# [WHAT YOU WILL DO]
Write the material out again, line by line, exactly as it is.
— start of DATASET EXTRACT —
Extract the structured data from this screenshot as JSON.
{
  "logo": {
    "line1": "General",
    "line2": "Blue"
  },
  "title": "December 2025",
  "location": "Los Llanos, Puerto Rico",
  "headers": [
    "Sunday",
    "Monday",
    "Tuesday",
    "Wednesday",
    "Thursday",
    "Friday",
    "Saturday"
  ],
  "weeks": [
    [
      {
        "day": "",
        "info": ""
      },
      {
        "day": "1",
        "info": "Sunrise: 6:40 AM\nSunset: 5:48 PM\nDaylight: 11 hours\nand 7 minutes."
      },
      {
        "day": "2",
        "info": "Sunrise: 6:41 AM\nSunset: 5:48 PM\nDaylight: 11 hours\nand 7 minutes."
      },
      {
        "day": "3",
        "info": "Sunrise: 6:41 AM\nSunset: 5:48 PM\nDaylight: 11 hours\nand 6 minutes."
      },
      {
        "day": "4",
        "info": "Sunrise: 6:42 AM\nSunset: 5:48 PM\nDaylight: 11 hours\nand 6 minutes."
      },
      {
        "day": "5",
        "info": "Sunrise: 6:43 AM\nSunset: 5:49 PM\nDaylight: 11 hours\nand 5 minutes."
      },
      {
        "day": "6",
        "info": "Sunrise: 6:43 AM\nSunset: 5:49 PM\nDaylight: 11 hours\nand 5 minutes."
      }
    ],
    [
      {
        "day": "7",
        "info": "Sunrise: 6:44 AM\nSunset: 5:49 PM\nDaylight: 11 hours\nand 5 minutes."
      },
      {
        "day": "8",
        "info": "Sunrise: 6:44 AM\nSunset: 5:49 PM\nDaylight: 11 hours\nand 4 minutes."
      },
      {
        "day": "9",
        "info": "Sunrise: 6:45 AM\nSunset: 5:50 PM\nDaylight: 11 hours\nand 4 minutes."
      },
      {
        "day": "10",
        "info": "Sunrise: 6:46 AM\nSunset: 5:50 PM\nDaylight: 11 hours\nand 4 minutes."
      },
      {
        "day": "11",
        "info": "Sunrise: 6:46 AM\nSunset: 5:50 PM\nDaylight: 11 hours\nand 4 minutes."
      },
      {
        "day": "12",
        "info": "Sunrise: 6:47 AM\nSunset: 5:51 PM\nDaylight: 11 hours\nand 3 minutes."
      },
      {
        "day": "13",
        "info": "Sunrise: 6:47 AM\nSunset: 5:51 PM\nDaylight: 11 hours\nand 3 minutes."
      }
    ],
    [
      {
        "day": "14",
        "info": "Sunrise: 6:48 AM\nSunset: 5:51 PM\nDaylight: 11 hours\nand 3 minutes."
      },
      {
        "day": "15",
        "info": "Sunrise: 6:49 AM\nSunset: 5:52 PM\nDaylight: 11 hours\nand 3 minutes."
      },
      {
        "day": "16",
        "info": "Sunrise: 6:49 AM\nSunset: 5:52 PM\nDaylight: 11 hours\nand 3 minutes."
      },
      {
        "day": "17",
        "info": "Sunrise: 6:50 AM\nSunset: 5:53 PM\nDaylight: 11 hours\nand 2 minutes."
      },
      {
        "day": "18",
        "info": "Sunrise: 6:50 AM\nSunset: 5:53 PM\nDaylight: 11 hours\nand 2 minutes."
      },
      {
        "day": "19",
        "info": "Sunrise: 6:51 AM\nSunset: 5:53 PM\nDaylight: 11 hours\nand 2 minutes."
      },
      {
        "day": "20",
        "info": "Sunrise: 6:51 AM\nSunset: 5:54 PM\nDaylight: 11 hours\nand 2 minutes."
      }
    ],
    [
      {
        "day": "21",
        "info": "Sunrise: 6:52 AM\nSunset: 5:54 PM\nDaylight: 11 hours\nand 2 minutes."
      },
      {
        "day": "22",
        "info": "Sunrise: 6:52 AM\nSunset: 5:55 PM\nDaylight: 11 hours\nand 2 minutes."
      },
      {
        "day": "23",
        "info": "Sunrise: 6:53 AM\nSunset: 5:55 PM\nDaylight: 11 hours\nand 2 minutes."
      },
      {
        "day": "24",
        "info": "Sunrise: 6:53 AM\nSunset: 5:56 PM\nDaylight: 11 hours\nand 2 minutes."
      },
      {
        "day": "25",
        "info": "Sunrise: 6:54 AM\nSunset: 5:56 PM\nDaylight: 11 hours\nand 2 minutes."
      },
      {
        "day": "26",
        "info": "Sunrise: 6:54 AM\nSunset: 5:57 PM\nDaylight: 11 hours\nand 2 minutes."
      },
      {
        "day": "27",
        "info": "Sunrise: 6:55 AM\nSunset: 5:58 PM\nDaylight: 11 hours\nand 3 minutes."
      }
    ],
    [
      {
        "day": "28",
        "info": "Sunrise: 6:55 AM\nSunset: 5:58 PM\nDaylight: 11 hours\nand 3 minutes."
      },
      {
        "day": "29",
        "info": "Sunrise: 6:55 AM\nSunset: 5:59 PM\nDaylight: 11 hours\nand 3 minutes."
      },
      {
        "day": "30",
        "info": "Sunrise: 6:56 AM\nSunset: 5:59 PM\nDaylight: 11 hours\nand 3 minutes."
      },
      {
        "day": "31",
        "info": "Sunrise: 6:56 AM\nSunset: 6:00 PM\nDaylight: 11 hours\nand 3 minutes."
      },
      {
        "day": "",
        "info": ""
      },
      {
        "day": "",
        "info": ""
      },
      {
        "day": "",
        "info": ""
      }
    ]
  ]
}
— end of DATASET EXTRACT —
# [SOLUTION]
Extract the structured data from this screenshot as JSON.
{
  "logo": {
    "line1": "General",
    "line2": "Blue"
  },
  "title": "December 2025",
  "location": "Los Llanos, Puerto Rico",
  "headers": [
    "Sunday",
    "Monday",
    "Tuesday",
    "Wednesday",
    "Thursday",
    "Friday",
    "Saturday"
  ],
  "weeks": [
    [
      {
        "day": "",
        "info": ""
      },
      {
        "day": "1",
        "info": "Sunrise: 6:40 AM\nSunset: 5:48 PM\nDaylight: 11 hours\nand 7 minutes."
      },
      {
        "day": "2",
        "info": "Sunrise: 6:41 AM\nSunset: 5:48 PM\nDaylight: 11 hours\nand 7 minutes."
      },
      {
        "day": "3",
        "info": "Sunrise: 6:41 AM\nSunset: 5:48 PM\nDaylight: 11 hours\nand 6 minutes."
      },
      {
        "day": "4",
        "info": "Sunrise: 6:42 AM\nSunset: 5:48 PM\nDaylight: 11 hours\nand 6 minutes."
      },
      {
        "day": "5",
        "info": "Sunrise: 6:43 AM\nSunset: 5:49 PM\nDaylight: 11 hours\nand 5 minutes."
      },
      {
        "day": "6",
        "info": "Sunrise: 6:43 AM\nSunset: 5:49 PM\nDaylight: 11 hours\nand 5 minutes."
      }
    ],
    [
      {
        "day": "7",
        "info": "Sunrise: 6:44 AM\nSunset: 5:49 PM\nDaylight: 11 hours\nand 5 minutes."
      },
      {
        "day": "8",
        "info": "Sunrise: 6:44 AM\nSunset: 5:49 PM\nDaylight: 11 hours\nand 4 minutes."
      },
      {
        "day": "9",
        "info": "Sunrise: 6:45 AM\nSunset: 5:50 PM\nDaylight: 11 hours\nand 4 minutes."
      },
      {
        "day": "10",
        "info": "Sunrise: 6:46 AM\nSunset: 5:50 PM\nDaylight: 11 hours\nand 4 minutes."
      },
      {
        "day": "11",
        "info": "Sunrise: 6:46 AM\nSunset: 5:50 PM\nDaylight: 11 hours\nand 4 minutes."
      },
      {
        "day": "12",
        "info": "Sunrise: 6:47 AM\nSunset: 5:51 PM\nDaylight: 11 hours\nand 3 minutes."
      },
      {
        "day": "13",
        "info": "Sunrise: 6:47 AM\nSunset: 5:51 PM\nDaylight: 11 hours\nand 3 minutes."
      }
    ],
    [
      {
        "day": "14",
        "info": "Sunrise: 6:48 AM\nSunset: 5:51 PM\nDaylight: 11 hours\nand 3 minutes."
      },
      {
        "day": "15",
        "info": "Sunrise: 6:49 AM\nSunset: 5:52 PM\nDaylight: 11 hours\nand 3 minutes."
      },
      {
        "day": "16",
        "info": "Sunrise: 6:49 AM\nSunset: 5:52 PM\nDaylight: 11 hours\nand 3 minutes."
      },
      {
        "day": "17",
        "info": "Sunrise: 6:50 AM\nSunset: 5:53 PM\nDaylight: 11 hours\nand 2 minutes."
      },
      {
        "day": "18",
        "info": "Sunrise: 6:50 AM\nSunset: 5:53 PM\nDaylight: 11 hours\nand 2 minutes."
      },
      {
        "day": "19",
        "info": "Sunrise: 6:51 AM\nSunset: 5:53 PM\nDaylight: 11 hours\nand 2 minutes."
      },
      {
        "day": "20",
        "info": "Sunrise: 6:51 AM\nSunset: 5:54 PM\nDaylight: 11 hours\nand 2 minutes."
      }
    ],
    [
      {
        "day": "21",
        "info": "Sunrise: 6:52 AM\nSunset: 5:54 PM\nDaylight: 11 hours\nand 2 minutes."
      },
      {
        "day": "22",
        "info": "Sunrise: 6:52 AM\nSunset: 5:55 PM\nDaylight: 11 hours\nand 2 minutes."
      },
      {
        "day": "23",
        "info": "Sunrise: 6:53 AM\nSunset: 5:55 PM\nDaylight: 11 hours\nand 2 minutes."
      },
      {
        "day": "24",
        "info": "Sunrise: 6:53 AM\nSunset: 5:56 PM\nDaylight: 11 hours\nand 2 minutes."
      },
      {
        "day": "25",
        "info": "Sunrise: 6:54 AM\nSunset: 5:56 PM\nDaylight: 11 hours\nand 2 minutes."
      },
      {
        "day": "26",
        "info": "Sunrise: 6:54 AM\nSunset: 5:57 PM\nDaylight: 11 hours\nand 2 minutes."
      },
      {
        "day": "27",
        "info": "Sunrise: 6:55 AM\nSunset: 5:58 PM\nDaylight: 11 hours\nand 3 minutes."
      }
    ],
    [
      {
        "day": "28",
        "info": "Sunrise: 6:55 AM\nSunset: 5:58 PM\nDaylight: 11 hours\nand 3 minutes."
      },
      {
        "day": "29",
        "info": "Sunrise: 6:55 AM\nSunset: 5:59 PM\nDaylight: 11 hours\nand 3 minutes."
      },
      {
        "day": "30",
        "info": "Sunrise: 6:56 AM\nSunset: 5:59 PM\nDaylight: 11 hours\nand 3 minutes."
      },
      {
        "day": "31",
        "info": "Sunrise: 6:56 AM\nSunset: 6:00 PM\nDaylight: 11 hours\nand 3 minutes."
      },
      {
        "day": "",
        "info": ""
      },
      {
        "day": "",
        "info": ""
      },
      {
        "day": "",
        "info": ""
      }
    ]
  ]
}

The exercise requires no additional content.